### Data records

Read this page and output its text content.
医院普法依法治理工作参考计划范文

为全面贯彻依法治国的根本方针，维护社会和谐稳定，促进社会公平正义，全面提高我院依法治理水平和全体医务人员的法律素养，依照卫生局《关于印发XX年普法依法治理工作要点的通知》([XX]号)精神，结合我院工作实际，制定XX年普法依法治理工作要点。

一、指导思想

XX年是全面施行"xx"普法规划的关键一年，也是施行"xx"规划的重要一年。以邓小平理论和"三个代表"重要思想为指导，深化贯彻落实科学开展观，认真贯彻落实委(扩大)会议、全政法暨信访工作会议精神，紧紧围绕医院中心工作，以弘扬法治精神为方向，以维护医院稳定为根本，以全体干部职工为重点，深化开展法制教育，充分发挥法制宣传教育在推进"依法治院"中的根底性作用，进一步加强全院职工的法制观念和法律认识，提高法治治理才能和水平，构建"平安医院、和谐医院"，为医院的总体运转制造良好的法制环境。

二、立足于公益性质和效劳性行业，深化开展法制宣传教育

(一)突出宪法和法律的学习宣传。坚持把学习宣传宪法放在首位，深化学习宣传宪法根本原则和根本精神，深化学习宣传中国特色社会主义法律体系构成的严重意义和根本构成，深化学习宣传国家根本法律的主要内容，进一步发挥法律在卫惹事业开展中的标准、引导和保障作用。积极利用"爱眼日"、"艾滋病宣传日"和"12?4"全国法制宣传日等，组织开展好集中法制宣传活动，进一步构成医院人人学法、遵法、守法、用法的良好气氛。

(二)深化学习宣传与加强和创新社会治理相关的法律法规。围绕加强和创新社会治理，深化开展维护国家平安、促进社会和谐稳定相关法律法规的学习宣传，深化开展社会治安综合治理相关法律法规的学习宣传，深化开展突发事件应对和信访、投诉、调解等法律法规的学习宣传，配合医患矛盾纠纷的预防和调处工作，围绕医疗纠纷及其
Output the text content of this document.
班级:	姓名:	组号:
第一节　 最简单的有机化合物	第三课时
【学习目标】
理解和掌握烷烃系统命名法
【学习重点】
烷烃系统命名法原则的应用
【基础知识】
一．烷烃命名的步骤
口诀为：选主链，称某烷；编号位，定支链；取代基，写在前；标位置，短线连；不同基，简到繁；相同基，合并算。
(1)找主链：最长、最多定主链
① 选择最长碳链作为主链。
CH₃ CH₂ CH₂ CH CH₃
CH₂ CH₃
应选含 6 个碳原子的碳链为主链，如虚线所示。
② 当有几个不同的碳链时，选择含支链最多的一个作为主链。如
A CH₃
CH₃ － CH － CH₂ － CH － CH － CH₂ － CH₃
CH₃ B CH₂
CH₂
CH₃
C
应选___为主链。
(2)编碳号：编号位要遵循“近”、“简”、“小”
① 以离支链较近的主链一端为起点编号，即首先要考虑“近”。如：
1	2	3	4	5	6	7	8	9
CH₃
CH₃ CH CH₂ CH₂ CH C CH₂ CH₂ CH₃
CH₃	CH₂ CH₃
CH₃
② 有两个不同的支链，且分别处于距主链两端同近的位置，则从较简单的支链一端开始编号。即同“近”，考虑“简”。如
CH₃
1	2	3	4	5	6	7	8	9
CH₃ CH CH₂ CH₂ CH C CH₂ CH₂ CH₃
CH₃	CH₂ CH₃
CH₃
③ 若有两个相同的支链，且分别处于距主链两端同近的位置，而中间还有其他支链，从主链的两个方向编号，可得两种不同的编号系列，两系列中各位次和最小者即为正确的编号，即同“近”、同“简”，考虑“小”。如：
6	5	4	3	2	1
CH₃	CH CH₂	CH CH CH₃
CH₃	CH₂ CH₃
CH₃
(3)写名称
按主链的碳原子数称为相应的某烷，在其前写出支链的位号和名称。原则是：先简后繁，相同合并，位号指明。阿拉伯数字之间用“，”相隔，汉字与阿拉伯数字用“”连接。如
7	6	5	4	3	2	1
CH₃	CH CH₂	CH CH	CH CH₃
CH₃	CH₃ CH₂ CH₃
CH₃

### Your instructions
Set down only these lines, exactly: the line containing "Output the text content of this document." and each line after it, through the end of the listing.

### Correct answer
Output the text content of this document.
班级:	姓名:	组号:
第一节　 最简单的有机化合物	第三课时
【学习目标】
理解和掌握烷烃系统命名法
【学习重点】
烷烃系统命名法原则的应用
【基础知识】
一．烷烃命名的步骤
口诀为：选主链，称某烷；编号位，定支链；取代基，写在前；标位置，短线连；不同基，简到繁；相同基，合并算。
(1)找主链：最长、最多定主链
① 选择最长碳链作为主链。
CH₃ CH₂ CH₂ CH CH₃
CH₂ CH₃
应选含 6 个碳原子的碳链为主链，如虚线所示。
② 当有几个不同的碳链时，选择含支链最多的一个作为主链。如
A CH₃
CH₃ － CH － CH₂ － CH － CH － CH₂ － CH₃
CH₃ B CH₂
CH₂
CH₃
C
应选___为主链。
(2)编碳号：编号位要遵循“近”、“简”、“小”
① 以离支链较近的主链一端为起点编号，即首先要考虑“近”。如：
1	2	3	4	5	6	7	8	9
CH₃
CH₃ CH CH₂ CH₂ CH C CH₂ CH₂ CH₃
CH₃	CH₂ CH₃
CH₃
② 有两个不同的支链，且分别处于距主链两端同近的位置，则从较简单的支链一端开始编号。即同“近”，考虑“简”。如
CH₃
1	2	3	4	5	6	7	8	9
CH₃ CH CH₂ CH₂ CH C CH₂ CH₂ CH₃
CH₃	CH₂ CH₃
CH₃
③ 若有两个相同的支链，且分别处于距主链两端同近的位置，而中间还有其他支链，从主链的两个方向编号，可得两种不同的编号系列，两系列中各位次和最小者即为正确的编号，即同“近”、同“简”，考虑“小”。如：
6	5	4	3	2	1
CH₃	CH CH₂	CH CH CH₃
CH₃	CH₂ CH₃
CH₃
(3)写名称
按主链的碳原子数称为相应的某烷，在其前写出支链的位号和名称。原则是：先简后繁，相同合并，位号指明。阿拉伯数字之间用“，”相隔，汉字与阿拉伯数字用“”连接。如
7	6	5	4	3	2	1
CH₃	CH CH₂	CH CH	CH CH₃
CH₃	CH₃ CH₂ CH₃
CH₃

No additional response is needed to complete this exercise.